Given request »
Wherever the word "likestillings" appears in a line, copy that line.

>> start Data provided

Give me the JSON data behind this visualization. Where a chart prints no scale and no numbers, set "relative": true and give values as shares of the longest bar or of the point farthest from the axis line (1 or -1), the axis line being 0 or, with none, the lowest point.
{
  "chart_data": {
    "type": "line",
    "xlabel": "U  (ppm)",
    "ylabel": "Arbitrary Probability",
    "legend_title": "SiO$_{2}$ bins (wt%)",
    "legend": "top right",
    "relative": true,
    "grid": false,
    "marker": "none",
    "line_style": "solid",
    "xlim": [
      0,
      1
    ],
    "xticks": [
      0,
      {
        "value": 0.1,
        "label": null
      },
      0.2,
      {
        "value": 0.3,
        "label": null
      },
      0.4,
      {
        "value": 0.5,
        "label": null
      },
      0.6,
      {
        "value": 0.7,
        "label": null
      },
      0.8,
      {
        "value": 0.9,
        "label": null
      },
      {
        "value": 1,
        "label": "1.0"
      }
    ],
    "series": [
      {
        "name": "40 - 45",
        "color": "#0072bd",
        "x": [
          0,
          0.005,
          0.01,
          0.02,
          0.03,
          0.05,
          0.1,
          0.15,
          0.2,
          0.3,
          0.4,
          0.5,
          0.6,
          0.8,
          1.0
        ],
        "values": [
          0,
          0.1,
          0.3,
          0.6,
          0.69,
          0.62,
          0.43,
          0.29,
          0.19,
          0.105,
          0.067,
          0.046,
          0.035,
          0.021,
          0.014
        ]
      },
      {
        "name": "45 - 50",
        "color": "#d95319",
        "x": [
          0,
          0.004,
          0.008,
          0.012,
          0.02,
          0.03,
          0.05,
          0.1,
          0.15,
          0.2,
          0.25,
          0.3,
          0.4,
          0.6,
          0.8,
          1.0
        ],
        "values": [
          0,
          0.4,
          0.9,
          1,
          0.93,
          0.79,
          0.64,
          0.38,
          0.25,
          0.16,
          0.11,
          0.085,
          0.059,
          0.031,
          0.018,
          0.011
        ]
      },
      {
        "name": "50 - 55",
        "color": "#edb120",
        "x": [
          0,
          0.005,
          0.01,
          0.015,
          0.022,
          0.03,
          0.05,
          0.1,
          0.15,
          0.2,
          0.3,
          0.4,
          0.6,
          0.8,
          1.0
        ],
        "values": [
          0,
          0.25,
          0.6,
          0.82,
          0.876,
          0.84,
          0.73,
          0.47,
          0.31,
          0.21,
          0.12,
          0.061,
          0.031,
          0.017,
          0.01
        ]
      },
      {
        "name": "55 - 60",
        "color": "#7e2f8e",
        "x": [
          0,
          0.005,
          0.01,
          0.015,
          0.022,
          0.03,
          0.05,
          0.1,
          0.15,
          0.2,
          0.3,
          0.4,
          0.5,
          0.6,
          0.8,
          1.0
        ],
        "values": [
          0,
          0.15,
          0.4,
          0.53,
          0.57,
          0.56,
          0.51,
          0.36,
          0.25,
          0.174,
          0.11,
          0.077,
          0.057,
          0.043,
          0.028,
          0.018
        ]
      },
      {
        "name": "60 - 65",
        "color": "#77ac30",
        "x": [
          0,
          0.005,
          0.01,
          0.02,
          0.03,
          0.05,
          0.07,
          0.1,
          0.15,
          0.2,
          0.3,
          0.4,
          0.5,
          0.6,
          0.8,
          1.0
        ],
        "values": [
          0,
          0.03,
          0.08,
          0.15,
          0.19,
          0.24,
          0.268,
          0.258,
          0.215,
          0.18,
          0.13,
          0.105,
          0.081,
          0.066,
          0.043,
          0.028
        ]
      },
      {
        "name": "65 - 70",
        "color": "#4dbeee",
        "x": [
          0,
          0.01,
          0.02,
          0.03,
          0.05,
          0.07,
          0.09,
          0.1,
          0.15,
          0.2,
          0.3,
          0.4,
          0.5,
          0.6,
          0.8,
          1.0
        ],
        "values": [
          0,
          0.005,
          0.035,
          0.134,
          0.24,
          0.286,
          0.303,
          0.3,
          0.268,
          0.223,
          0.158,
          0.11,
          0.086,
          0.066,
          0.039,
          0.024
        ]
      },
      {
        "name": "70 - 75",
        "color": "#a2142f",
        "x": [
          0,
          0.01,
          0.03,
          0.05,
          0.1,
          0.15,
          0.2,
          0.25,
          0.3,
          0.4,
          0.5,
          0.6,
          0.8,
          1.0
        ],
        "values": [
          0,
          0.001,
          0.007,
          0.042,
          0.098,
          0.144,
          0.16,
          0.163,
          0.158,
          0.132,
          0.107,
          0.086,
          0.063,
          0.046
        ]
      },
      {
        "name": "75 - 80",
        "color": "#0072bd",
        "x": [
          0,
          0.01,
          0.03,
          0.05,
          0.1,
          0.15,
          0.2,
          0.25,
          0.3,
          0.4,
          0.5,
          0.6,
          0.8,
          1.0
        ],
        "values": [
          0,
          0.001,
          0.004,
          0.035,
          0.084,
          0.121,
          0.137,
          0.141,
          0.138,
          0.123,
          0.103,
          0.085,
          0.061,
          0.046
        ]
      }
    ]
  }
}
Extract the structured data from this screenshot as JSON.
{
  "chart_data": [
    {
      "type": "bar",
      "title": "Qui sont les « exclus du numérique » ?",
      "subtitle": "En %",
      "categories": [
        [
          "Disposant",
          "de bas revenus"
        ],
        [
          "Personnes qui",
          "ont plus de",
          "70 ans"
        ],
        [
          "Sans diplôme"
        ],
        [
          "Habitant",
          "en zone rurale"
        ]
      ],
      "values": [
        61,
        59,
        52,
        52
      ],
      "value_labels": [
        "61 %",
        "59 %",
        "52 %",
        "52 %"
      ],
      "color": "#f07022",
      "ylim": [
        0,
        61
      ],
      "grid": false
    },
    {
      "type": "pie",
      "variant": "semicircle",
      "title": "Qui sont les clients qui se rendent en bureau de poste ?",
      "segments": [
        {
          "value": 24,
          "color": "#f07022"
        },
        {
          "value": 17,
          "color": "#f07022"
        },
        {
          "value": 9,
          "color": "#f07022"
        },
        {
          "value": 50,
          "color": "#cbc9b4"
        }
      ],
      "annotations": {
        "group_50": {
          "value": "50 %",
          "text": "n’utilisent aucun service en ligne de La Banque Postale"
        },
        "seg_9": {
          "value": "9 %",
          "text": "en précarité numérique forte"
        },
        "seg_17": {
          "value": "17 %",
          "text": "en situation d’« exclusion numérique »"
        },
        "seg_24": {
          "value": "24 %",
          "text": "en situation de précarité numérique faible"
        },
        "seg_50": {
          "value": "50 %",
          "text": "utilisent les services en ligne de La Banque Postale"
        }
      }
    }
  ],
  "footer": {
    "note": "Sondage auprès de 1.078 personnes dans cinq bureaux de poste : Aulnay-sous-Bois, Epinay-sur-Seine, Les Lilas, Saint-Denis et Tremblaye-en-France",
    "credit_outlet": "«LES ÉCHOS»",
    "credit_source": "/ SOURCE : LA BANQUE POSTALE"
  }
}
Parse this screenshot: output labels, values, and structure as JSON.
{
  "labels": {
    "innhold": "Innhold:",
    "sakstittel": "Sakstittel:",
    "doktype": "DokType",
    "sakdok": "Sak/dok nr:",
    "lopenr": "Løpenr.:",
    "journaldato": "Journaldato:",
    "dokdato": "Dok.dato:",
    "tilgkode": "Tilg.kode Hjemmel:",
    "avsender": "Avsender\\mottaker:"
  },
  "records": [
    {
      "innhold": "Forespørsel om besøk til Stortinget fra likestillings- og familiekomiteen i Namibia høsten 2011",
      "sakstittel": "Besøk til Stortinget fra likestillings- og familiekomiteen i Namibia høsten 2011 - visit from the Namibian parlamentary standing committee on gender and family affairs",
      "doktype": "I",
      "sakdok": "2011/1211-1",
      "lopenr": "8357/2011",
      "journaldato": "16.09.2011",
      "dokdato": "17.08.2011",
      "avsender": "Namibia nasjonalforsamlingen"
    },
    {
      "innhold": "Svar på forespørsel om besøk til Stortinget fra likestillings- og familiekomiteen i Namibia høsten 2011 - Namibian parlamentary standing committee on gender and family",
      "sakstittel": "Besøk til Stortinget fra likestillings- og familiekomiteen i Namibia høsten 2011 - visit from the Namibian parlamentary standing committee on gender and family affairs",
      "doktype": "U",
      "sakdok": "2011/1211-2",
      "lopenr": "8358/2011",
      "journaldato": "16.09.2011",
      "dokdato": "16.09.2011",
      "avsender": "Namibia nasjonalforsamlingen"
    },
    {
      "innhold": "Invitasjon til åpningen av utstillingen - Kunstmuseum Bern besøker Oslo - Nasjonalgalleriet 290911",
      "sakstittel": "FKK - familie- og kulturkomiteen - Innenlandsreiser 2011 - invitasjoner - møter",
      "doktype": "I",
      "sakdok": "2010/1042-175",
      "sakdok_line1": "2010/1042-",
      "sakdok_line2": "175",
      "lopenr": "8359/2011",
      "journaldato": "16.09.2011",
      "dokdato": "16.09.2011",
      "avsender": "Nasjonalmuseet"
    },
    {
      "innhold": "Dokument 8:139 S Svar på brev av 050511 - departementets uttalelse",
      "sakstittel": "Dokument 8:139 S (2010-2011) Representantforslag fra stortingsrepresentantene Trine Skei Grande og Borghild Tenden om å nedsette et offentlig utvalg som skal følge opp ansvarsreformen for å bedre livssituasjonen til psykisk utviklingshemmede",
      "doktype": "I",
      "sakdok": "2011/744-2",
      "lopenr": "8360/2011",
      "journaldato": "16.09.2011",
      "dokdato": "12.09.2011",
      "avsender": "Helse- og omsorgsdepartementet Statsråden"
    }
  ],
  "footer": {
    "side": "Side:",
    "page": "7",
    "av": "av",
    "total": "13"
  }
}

>> end Data provided

Answer »
      "innhold": "Forespørsel om besøk til Stortinget fra likestillings- og familiekomiteen i Namibia høsten 2011",
      "sakstittel": "Besøk til Stortinget fra likestillings- og familiekomiteen i Namibia høsten 2011 - visit from the Namibian parlamentary standing committee on gender and family affairs",
      "innhold": "Svar på forespørsel om besøk til Stortinget fra likestillings- og familiekomiteen i Namibia høsten 2011 - Namibian parlamentary standing committee on gender and family",
      "sakstittel": "Besøk til Stortinget fra likestillings- og familiekomiteen i Namibia høsten 2011 - visit from the Namibian parlamentary standing committee on gender and family affairs",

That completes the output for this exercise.